__Instruction__.
Please show every line below that contains the word "body".

__Raw records__.
_ _ _ _

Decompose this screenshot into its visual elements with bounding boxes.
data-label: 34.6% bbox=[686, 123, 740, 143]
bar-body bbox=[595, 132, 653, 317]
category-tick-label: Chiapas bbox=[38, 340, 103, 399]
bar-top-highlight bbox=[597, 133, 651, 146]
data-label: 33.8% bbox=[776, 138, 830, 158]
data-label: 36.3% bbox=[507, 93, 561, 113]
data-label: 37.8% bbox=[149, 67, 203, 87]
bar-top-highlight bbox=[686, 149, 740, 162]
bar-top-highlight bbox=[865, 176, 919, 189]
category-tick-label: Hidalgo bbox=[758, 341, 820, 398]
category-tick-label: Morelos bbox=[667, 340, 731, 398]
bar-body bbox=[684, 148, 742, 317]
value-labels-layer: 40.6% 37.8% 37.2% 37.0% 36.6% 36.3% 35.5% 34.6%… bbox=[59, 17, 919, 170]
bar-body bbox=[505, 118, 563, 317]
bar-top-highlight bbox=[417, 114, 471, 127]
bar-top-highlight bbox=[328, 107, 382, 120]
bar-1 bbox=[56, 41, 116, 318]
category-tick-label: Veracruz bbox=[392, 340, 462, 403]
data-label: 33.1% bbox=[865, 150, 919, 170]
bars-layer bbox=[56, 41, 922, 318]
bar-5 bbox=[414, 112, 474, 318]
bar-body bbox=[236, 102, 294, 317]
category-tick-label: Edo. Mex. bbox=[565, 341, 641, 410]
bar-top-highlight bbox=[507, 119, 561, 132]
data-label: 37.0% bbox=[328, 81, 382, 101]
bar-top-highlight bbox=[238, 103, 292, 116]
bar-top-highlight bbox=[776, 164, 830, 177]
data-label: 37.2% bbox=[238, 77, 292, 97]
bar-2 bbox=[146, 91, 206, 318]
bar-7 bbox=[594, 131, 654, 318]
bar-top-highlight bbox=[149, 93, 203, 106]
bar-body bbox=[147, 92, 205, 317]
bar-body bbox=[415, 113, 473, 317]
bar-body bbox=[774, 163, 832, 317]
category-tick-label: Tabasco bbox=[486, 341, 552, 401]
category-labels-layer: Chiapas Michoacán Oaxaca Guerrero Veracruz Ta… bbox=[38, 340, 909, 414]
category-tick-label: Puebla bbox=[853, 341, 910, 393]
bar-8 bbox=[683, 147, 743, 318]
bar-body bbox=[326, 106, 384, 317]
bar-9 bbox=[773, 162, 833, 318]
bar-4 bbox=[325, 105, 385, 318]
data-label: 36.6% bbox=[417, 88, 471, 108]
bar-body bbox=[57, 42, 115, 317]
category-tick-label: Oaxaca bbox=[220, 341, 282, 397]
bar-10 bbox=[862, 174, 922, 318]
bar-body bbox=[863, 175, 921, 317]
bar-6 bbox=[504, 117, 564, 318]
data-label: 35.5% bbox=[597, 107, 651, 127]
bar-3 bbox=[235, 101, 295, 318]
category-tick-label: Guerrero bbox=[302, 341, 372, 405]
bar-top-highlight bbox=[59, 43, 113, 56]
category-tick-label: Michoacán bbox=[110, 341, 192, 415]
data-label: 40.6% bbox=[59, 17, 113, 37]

_ _ _ _

__Final answer__.
bar-body bbox=[595, 132, 653, 317]
bar-body bbox=[684, 148, 742, 317]
bar-body bbox=[505, 118, 563, 317]
bar-body bbox=[236, 102, 294, 317]
bar-body bbox=[147, 92, 205, 317]
bar-body bbox=[415, 113, 473, 317]
bar-body bbox=[774, 163, 832, 317]
bar-body bbox=[326, 106, 384, 317]
bar-body bbox=[57, 42, 115, 317]
bar-body bbox=[863, 175, 921, 317]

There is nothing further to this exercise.